→ **COMPLETE THE FOLLOWING**
1) In the post about the Blurred Lines song, where did the singers perform the parody?
2) Summarize the post about the Blurred Lines song in two sentences.

→ **PASSAGE GIVEN**
----

Tuesday, September 03, 2013

What's Sauce for The Goose Is Not Sauce For The Gander? Robin Thicke And Robin Thicke Parodied.


First there's the Blurred Lines song by Robin Thicke, with lyrics which are really all about the supposed blurred lines about whether no means yes and so on.  You can see the song here:



And you can read the lyrics to the song here.  A small taste:

One thing I ask of you
Let me be the one you back that ass to
Go, from Malibu, to Paris, boo
Yeah, I had a bitch, but she ain't bad as you
So hit me up when you passing through
I'll give you something big enough to tear your ass in two
Swag on, even when you dress casual
I mean it's almost unbearable
In a hundred years not dare, would I
Pull a Pharside let you pass me by
Nothing like your last guy, he too square for you
He don't smack that ass and pull your hair like that.

The video shows several men in suits and several women in what amounts to very skimpy beach wear.  Some observers think that's how hetero sex looks:  men all suited up and women in their underwear.  I've read YouTube comments, my sweetings!

Then there's this parody take on the Blurred Lines song, called Defined Lines:



It's lyrics are stronger and more reverse-sexist, but the idea is to do a gender reversal.  The singers performed the song as part of the University of Auckland’s Law Revue show.  That's in New Zealand.

----

→ **SUPPLIED ENTRIES**
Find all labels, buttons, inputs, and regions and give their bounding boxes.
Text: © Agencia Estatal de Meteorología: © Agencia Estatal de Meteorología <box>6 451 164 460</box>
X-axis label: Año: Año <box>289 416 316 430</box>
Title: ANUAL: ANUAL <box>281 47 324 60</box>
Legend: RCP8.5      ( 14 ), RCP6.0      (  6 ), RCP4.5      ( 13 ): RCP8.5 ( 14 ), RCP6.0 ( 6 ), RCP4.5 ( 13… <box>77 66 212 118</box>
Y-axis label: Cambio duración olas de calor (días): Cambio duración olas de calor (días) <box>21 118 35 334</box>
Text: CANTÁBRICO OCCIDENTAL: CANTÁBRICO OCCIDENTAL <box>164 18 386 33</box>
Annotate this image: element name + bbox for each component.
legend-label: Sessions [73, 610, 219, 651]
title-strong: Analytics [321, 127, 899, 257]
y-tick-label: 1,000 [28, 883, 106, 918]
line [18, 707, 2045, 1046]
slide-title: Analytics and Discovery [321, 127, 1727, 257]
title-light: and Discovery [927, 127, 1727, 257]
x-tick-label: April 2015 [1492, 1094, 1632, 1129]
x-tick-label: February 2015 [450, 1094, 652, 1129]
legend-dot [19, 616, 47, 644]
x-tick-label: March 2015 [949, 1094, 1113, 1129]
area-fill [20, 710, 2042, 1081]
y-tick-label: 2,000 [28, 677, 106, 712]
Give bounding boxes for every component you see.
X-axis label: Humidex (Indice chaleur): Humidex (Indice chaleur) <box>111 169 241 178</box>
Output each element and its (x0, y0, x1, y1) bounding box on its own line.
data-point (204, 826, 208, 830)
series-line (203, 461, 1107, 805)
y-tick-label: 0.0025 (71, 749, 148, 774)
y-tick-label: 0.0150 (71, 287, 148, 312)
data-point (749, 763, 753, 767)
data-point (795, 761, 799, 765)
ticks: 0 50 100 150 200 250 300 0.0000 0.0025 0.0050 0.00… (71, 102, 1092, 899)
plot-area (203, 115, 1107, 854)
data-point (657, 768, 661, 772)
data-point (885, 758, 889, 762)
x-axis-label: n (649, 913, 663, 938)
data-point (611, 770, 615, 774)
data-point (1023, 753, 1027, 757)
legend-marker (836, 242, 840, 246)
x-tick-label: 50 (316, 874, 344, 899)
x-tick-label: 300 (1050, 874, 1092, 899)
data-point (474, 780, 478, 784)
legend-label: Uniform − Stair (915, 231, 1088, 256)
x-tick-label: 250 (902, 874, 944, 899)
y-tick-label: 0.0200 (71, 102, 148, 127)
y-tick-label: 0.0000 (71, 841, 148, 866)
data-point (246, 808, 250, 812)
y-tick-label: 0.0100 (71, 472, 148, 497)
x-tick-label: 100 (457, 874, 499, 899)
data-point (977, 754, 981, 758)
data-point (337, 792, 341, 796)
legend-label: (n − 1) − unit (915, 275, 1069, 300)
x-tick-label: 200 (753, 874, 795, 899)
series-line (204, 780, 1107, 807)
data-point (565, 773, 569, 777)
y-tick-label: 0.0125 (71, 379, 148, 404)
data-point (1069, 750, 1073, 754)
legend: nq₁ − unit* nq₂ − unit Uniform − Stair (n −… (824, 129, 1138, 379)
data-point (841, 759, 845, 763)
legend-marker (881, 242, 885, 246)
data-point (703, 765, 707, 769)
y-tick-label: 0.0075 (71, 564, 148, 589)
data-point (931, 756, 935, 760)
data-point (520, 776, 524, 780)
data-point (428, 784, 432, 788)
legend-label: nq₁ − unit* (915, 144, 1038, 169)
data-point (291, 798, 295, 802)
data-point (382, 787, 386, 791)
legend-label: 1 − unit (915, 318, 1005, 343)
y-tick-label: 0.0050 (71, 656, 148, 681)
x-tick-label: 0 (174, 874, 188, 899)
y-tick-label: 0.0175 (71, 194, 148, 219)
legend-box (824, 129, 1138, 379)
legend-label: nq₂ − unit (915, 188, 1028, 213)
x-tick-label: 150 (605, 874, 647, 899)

----

→ **OUTPUTS FOR THE TASKS**
1) They performed it as part of the University of Auckland's Law Revue show in New Zealand.

2) The post presents Robin Thicke's song Blurred Lines, whose lyrics it calls all about the supposed blurred lines over whether no means yes. It notes that the video shows men in suits and women in skimpy beach wear, then introduces Defined Lines, a gender-reversal parody with stronger, more reverse-sexist lyrics performed in the University of Auckland's Law Revue show in New Zealand.